• _TO BE DONE_: Gather from the material every line that contains the string "Taupunkt".

• _GIVEN DATA_:
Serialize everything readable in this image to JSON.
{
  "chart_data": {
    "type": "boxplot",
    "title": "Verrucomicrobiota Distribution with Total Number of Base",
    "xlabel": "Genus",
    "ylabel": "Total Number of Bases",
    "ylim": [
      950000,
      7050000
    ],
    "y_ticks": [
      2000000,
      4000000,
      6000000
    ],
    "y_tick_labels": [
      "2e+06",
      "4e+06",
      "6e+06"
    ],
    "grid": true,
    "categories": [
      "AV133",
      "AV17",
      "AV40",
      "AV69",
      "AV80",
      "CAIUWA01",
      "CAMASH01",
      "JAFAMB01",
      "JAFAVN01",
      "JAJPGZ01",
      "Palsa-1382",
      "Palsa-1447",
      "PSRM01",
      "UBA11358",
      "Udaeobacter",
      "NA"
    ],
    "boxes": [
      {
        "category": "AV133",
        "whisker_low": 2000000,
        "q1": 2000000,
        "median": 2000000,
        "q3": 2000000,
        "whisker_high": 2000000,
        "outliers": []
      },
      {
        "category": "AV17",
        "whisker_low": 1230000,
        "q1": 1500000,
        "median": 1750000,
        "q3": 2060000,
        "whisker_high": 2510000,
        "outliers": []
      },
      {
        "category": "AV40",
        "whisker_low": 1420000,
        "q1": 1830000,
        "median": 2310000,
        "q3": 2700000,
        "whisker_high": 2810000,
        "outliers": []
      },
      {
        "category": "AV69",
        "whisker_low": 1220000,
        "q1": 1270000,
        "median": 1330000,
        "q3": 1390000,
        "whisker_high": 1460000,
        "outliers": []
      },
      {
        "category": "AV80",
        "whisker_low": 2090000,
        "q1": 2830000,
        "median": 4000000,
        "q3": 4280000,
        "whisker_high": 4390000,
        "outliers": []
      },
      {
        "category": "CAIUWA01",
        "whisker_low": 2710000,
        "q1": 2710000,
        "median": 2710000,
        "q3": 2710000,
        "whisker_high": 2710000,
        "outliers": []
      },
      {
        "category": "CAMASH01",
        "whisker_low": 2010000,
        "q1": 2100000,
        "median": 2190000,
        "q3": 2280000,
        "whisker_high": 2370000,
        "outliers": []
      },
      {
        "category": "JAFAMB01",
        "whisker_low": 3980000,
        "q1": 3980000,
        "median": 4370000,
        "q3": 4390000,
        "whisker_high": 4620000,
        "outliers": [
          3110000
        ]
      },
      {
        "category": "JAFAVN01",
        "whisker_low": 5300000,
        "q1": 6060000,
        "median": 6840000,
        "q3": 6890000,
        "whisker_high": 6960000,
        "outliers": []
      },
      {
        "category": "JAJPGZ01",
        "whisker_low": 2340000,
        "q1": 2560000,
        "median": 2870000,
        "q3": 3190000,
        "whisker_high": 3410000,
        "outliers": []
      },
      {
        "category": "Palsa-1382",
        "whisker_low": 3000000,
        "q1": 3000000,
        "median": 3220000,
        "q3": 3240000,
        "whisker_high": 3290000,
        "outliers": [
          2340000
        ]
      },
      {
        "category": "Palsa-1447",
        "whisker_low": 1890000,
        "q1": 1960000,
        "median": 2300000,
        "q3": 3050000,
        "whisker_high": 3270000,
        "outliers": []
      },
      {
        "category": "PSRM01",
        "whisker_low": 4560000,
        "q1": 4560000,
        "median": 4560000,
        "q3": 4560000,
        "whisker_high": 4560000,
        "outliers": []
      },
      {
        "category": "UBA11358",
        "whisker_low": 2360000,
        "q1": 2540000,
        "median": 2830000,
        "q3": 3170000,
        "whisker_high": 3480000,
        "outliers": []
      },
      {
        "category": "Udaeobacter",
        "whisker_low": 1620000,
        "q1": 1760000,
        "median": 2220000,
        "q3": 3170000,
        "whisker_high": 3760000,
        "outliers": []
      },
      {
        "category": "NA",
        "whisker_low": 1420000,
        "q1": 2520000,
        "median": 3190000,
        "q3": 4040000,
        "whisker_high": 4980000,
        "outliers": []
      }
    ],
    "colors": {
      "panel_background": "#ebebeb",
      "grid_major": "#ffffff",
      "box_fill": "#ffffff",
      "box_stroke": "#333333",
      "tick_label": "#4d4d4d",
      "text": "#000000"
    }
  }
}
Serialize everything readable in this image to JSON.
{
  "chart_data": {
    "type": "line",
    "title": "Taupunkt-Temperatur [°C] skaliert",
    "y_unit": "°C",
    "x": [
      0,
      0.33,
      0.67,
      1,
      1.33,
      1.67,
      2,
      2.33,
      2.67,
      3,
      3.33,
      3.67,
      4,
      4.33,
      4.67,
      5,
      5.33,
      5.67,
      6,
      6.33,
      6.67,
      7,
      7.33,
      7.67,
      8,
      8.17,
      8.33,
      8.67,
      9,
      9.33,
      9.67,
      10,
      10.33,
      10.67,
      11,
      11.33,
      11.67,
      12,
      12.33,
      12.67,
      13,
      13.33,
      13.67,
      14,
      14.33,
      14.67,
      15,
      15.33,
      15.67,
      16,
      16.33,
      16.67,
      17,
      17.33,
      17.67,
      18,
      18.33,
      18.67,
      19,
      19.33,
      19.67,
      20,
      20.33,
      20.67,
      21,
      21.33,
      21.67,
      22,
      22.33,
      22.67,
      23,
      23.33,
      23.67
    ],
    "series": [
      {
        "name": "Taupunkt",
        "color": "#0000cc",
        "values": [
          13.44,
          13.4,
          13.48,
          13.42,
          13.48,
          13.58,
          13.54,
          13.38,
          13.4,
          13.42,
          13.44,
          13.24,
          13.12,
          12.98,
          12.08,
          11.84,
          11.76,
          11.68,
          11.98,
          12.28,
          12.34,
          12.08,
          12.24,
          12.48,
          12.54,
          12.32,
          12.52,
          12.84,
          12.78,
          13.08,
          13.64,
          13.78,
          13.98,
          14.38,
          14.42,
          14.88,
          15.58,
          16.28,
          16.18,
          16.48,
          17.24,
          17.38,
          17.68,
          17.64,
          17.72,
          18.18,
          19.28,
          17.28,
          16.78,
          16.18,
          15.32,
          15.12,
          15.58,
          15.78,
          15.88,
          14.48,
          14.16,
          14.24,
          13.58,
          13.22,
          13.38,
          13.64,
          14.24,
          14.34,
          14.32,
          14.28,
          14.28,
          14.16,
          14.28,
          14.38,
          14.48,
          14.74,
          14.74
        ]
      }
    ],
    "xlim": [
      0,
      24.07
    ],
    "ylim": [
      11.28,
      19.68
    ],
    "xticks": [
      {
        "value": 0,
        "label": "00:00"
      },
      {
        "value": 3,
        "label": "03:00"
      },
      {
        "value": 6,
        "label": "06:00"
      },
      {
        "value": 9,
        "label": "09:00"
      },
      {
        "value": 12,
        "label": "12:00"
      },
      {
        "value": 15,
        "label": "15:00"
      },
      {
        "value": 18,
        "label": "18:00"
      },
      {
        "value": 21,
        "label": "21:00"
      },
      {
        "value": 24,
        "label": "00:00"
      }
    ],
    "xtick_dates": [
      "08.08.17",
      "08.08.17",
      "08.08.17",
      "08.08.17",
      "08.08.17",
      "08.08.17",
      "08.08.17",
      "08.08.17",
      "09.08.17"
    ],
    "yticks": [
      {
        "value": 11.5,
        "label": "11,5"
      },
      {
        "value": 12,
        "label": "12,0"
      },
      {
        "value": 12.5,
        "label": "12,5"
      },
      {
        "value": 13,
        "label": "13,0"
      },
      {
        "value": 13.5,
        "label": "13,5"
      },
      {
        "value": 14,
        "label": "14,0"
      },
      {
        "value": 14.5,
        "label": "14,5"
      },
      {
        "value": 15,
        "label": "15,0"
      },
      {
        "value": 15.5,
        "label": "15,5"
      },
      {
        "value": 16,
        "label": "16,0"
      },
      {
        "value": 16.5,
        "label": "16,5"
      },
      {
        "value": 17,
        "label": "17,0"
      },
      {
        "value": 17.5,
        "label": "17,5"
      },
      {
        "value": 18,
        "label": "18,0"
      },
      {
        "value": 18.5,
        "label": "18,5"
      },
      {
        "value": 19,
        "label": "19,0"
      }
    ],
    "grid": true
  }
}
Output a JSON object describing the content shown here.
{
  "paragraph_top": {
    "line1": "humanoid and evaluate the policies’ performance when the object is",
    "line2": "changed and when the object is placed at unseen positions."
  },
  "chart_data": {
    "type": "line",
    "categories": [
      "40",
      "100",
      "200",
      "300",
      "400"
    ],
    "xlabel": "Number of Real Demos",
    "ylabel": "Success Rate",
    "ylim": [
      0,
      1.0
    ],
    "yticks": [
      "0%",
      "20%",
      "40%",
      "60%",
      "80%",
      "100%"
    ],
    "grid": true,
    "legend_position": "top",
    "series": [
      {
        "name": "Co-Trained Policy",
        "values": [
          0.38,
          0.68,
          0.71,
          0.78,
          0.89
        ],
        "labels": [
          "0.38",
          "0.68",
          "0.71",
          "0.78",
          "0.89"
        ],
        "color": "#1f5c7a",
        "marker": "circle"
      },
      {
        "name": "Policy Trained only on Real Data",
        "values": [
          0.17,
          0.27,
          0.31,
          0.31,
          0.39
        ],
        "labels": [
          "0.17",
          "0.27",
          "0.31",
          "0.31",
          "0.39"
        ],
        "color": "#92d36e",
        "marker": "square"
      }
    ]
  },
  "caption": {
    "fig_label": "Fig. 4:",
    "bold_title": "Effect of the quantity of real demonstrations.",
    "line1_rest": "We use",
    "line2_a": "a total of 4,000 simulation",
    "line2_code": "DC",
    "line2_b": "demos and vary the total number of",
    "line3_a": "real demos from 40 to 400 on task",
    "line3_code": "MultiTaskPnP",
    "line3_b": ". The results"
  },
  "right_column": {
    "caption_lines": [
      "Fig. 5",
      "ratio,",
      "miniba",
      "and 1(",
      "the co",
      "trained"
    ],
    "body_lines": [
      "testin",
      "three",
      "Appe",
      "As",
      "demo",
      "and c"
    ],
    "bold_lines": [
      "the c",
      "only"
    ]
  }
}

• _THE RESULT_:
    "title": "Taupunkt-Temperatur [°C] skaliert",
        "name": "Taupunkt",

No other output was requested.